## Written request
Say how many lines of the material below contain the word "internet", with no other words.
[start of Record extracts]
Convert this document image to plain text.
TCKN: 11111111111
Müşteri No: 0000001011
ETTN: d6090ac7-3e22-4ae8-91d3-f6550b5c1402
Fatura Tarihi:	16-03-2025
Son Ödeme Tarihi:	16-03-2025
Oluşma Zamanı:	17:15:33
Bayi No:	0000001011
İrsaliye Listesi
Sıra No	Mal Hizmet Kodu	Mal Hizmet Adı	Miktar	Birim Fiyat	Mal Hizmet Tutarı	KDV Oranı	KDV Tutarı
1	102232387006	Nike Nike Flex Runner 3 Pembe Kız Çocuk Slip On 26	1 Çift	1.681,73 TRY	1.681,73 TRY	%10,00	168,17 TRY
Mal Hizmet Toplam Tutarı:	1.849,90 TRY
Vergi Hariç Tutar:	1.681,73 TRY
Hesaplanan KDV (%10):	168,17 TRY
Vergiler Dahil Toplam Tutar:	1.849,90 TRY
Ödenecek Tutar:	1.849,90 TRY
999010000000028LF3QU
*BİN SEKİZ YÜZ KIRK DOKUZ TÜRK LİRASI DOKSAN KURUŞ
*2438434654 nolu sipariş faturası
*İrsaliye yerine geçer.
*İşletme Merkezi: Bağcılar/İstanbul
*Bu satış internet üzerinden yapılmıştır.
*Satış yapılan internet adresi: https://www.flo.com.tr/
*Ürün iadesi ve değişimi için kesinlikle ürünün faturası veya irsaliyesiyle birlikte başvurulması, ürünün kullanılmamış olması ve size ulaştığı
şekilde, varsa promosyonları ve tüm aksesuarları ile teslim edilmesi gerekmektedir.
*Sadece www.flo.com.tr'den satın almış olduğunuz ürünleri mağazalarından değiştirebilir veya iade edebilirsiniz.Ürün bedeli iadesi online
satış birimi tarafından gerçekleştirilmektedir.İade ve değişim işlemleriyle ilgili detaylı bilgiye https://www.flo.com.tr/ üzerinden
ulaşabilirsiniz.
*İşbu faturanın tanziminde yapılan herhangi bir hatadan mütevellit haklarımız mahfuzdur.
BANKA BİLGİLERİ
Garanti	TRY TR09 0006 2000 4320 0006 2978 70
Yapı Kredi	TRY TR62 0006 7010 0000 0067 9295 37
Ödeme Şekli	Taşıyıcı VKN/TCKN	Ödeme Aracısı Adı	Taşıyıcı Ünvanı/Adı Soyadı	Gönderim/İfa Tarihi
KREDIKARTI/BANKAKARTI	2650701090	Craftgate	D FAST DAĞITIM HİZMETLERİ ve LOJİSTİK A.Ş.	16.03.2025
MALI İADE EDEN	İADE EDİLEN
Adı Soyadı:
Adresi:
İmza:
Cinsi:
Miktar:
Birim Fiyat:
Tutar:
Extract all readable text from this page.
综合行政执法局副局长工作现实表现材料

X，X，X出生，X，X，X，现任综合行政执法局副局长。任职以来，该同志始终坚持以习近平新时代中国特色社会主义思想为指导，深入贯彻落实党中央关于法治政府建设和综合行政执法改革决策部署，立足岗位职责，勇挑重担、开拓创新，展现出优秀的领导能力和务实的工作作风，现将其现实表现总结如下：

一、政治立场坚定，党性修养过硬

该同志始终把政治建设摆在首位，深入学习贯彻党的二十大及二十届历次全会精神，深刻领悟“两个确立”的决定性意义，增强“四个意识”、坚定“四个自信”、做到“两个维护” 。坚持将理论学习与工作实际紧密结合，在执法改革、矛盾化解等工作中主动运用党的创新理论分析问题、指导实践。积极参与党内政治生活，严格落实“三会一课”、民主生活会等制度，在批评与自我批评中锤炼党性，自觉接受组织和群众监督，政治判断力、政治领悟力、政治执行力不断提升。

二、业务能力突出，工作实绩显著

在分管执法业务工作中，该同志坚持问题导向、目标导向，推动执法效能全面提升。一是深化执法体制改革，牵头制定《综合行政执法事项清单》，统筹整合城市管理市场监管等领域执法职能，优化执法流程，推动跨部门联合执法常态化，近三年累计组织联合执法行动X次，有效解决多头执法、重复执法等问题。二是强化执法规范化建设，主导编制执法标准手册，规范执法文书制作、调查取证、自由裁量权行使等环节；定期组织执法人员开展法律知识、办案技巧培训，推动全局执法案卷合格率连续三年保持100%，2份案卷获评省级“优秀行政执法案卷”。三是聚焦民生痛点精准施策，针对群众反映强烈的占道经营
[end of Record extracts]
## Complete output
2